* [GIVEN TASK]: Find every line with "Болото" in it, then report how many there are and nothing more.

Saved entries
• • • • •

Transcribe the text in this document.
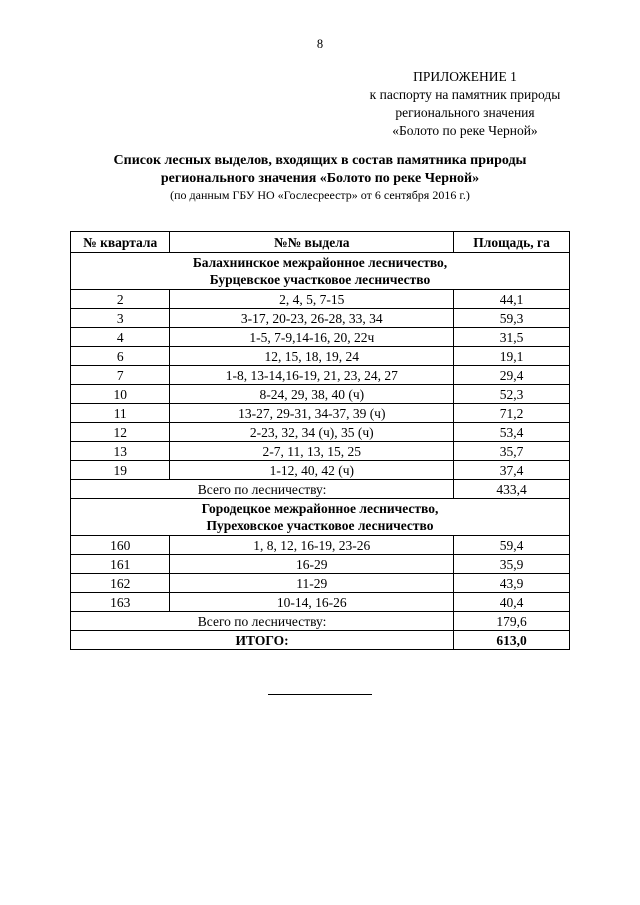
8
ПРИЛОЖЕНИЕ 1
к паспорту на памятник природы
регионального значения
«Болото по реке Черной»
Список лесных выделов, входящих в состав памятника природы
регионального значения «Болото по реке Черной»
(по данным ГБУ НО «Гослесреестр» от 6 сентября 2016 г.)
№ квартала	№№ выдела	Площадь, га

Балахнинское межрайонное лесничество,
Бурцевское участковое лесничество		

2	2, 4, 5, 7-15	44,1
3	3-17, 20-23, 26-28, 33, 34	59,3
4	1-5, 7-9,14-16, 20, 22ч	31,5
6	12, 15, 18, 19, 24	19,1
7	1-8, 13-14,16-19, 21, 23, 24, 27	29,4
10	8-24, 29, 38, 40 (ч)	52,3
11	13-27, 29-31, 34-37, 39 (ч)	71,2
12	2-23, 32, 34 (ч), 35 (ч)	53,4
13	2-7, 11, 13, 15, 25	35,7
19	1-12, 40, 42 (ч)	37,4
Всего по лесничеству:		433,4

Городецкое межрайонное лесничество,
Пуреховское участковое лесничество		

160	1, 8, 12, 16-19, 23-26	59,4
161	16-29	35,9
162	11-29	43,9
163	10-14, 16-26	40,4
Всего по лесничеству:		179,6
ИТОГО:		613,0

• • • • •

* [SOLUTION FOR THIS EXERCISE]: 2